### Direction
What is the number of lines in the data that hold the string "date"? Reply with that number only.

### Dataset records
* * * * *
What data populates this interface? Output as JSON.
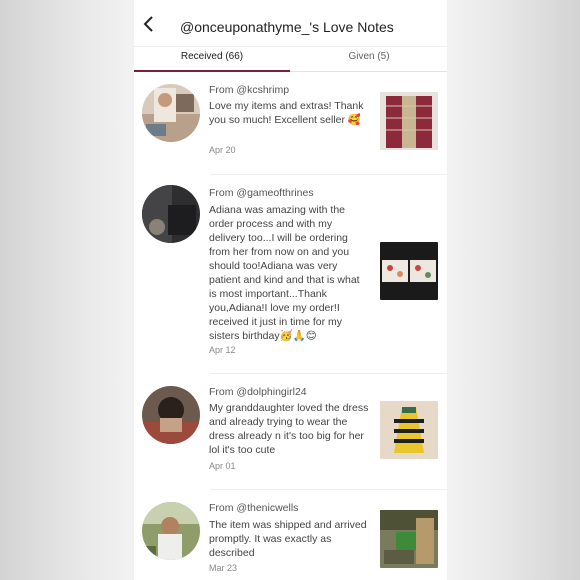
{
  "header": {
    "title": "@onceuponathyme_'s Love Notes"
  },
  "tabs": [
    {
      "label": "Received (66)",
      "active": true
    },
    {
      "label": "Given (5)",
      "active": false
    }
  ],
  "accent_color": "#7a1f3d",
  "notes": [
    {
      "from": "From @kcshrimp",
      "message": "Love my items and extras! Thank you so much! Excellent seller 🥰",
      "date": "Apr 20"
    },
    {
      "from": "From @gameofthrines",
      "message": "Adiana was amazing with the order process and with my delivery too...I will be ordering from her from now on and you should too!Adiana was very patient and kind and that is what is most important...Thank you,Adiana!I love my order!I received it just in time for my sisters birthday🥳🙏😊",
      "date": "Apr 12"
    },
    {
      "from": "From @dolphingirl24",
      "message": "My granddaughter loved the dress and already trying to wear the dress already n it's too big for her lol it's too cute",
      "date": "Apr 01"
    },
    {
      "from": "From @thenicwells",
      "message": "The item was shipped and arrived promptly. It was exactly as described",
      "date": "Mar 23"
    }
  ]
}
* * * * *
### Output
4